#### WORK INSTRUCTIONS:
1 – Please extract the passage of the VQA rephrasing notes from "# VQA Rephrase" up to and including "question, capitalize it.", with no changes.
2 – Continue the VQA rephrasing notes from the point where they stop, not the records.

#### EXCERPTED PASSAGE:
◇ ◇ ◇

# VQA Rephrase

Here we try to rephrase some of the questions in simple manner

Notes:
1. It seems that we can only rephrase a portion of these questions...
  - "Is their hair long or short?" (even though answer is "other", we can't quite rephrase this)
  
Initial thoughts on rules:
1. Let's grab "What ... is" or "What ... does" or "What ... are", "What .... do" -- grab the "AUX" verb from the POS tagging, use it as the first word of the question, capitalize it.
2. "Is/Are/Does/Do NOUN ...", so we need to find either a noun or a pronoun right after moving "AUX" verb. What does this NOUN look like? It can also be "Is/Are/Does/Do ... VERB NOUN", then we need to know if the verb is transitive or not.
  - We divide this into three situations and conquer
  - Situation 1: "AUX ..." no verb after AUX, then we directly attach the answer! Is the bowl ANSWER (brown)? is the name of this Inn hobo inn?

◇ ◇ ◇

#### DATA SUPPLIED:

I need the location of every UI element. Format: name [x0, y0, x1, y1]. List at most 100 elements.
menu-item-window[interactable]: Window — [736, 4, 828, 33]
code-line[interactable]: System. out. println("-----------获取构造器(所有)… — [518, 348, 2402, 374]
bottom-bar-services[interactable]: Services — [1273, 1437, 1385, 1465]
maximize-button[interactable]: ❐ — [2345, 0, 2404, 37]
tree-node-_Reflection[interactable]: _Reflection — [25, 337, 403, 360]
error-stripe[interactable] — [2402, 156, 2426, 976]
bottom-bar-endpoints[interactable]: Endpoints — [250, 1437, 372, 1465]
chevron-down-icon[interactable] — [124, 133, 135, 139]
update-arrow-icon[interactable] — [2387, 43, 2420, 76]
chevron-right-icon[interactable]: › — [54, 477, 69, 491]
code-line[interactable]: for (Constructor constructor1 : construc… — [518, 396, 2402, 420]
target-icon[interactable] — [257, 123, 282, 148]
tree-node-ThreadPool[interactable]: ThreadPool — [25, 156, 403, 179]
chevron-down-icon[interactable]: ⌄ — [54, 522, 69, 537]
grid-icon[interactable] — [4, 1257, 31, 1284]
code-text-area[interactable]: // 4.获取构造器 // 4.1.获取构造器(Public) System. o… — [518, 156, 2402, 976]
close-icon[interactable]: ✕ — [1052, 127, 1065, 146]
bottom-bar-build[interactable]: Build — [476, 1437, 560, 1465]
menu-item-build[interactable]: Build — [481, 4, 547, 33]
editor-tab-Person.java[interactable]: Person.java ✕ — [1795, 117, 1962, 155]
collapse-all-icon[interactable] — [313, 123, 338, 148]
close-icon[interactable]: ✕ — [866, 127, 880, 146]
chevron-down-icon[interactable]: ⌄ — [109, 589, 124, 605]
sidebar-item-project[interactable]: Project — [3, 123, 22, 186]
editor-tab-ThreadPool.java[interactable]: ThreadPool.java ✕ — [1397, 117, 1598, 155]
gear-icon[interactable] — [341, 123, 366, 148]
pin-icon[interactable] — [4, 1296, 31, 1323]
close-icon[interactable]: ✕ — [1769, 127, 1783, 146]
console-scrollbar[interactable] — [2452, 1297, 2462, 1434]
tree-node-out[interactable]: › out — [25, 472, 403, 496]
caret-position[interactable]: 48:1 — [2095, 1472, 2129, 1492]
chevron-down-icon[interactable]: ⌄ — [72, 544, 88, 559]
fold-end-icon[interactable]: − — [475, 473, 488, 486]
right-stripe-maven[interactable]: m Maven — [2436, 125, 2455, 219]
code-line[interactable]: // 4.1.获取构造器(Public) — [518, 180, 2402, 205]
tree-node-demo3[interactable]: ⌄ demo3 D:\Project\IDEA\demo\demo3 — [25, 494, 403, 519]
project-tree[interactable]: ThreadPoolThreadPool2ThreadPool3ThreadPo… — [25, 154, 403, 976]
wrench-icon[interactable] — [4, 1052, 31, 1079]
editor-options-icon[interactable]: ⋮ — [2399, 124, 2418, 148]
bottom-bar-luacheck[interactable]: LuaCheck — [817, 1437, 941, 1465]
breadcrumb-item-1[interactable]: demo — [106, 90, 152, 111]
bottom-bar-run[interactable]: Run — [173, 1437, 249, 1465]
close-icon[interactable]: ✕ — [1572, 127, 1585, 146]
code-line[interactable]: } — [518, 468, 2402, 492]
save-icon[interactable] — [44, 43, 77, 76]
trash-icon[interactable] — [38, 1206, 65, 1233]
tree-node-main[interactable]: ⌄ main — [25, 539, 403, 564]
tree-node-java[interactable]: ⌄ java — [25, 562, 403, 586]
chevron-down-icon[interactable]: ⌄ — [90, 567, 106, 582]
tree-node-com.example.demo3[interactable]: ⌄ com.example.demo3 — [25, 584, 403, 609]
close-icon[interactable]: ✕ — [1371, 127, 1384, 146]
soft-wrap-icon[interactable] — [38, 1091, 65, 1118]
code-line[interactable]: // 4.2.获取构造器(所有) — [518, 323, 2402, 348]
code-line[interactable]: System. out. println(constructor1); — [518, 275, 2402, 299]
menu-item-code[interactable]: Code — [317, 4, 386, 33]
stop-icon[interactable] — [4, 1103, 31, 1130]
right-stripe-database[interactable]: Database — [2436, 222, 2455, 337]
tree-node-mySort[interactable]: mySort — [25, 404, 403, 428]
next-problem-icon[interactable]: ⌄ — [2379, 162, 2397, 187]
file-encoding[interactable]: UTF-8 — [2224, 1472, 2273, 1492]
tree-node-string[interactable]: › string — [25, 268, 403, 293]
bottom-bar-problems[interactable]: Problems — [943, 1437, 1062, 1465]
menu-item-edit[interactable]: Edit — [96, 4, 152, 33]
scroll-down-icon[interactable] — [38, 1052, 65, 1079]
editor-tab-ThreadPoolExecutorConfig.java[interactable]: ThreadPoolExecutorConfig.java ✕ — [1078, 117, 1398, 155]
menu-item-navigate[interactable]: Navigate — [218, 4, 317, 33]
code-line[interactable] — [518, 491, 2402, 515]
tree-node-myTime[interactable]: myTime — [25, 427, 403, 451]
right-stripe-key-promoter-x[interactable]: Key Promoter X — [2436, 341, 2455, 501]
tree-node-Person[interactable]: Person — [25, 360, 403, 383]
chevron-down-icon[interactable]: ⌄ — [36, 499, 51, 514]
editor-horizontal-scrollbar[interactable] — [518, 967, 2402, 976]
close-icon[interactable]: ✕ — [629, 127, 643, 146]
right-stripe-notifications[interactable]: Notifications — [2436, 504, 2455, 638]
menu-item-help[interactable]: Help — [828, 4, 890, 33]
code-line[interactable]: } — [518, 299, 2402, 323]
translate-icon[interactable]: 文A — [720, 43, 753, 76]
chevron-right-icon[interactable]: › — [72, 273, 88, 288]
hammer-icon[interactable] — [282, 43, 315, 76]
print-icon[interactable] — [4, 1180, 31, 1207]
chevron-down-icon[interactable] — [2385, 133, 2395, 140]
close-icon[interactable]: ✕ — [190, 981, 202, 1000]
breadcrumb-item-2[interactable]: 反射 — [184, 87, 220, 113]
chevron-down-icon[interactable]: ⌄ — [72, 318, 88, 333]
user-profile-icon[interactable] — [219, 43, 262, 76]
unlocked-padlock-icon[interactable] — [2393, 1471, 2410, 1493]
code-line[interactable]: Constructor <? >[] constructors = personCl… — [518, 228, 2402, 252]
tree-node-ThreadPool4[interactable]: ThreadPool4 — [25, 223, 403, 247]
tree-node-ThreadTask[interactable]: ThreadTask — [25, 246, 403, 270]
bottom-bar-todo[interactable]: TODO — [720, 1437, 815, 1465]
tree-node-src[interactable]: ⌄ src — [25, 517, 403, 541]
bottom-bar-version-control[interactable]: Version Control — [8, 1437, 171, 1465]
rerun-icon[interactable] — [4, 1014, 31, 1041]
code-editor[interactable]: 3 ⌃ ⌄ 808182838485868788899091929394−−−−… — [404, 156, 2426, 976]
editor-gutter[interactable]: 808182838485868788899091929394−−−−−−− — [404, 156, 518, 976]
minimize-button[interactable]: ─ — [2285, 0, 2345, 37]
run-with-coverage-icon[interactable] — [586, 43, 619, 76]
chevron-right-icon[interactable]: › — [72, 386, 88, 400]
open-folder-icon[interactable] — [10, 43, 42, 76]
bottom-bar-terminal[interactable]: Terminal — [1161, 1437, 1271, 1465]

◇ ◇ ◇

#### ANSWER SET:
1 –
# VQA Rephrase

Here we try to rephrase some of the questions in simple manner

Notes:
1. It seems that we can only rephrase a portion of these questions...
  - "Is their hair long or short?" (even though answer is "other", we can't quite rephrase this)
  
Initial thoughts on rules:
1. Let's grab "What ... is" or "What ... does" or "What ... are", "What .... do" -- grab the "AUX" verb from the POS tagging, use it as the first word of the question, capitalize it.

2 –
  - Situation 1a: "AUX PREP PHRASE" (AUX + propositional phrase) like "What kind of vehicle is on the left?" --> "Is on the left?", then instead of adding answer to the end, we add it to the "Is there a truck on the left?". Similarly "Is the lamp post ANSWER(yellow) on the left side?"
  - Situation 2: "AUX ... VERB ..." with a verb
  - Situation 2a: verb is transitive, we directly add answer to it.
  - Situation 2b: verb is intransitive
3. Adding the answer
  - "AUX DET", then we just append the answer
  - "AUX PRON [ANS]" or just "AUX [ANS] PP" if the answer if NOUN and singular, we need to add "a" or "an" to it, plural nouns are fine

In [1]:
import spacy

In [2]:
nlp = spacy.load("en_core_web_sm")

In [56]:
from nltk.stem import WordNetLemmatizer

wnl = WordNetLemmatizer()

def is_noun_plural(word):
    lemma = wnl.lemmatize(word, 'n')
    plural = True if word is not lemma else False
    return plural, lemma

In [4]:
isplural("apples")

(True, 'apple')

In [5]:
from prettytable import PrettyTable

In [6]:
def display(data, ranges, what_only=True):
    x = PrettyTable()
    x.field_names = ["Question", "Answer1", "Answer2"]
    for idx in ranges:
        if 'What' in data[idx]['question']:
            x.add_row([data[idx]['question'], data[idx]['answer1'], data[idx]['answer2']])
    print(x)

In [7]:
def search(data, search_word, limit=5):
    x = PrettyTable()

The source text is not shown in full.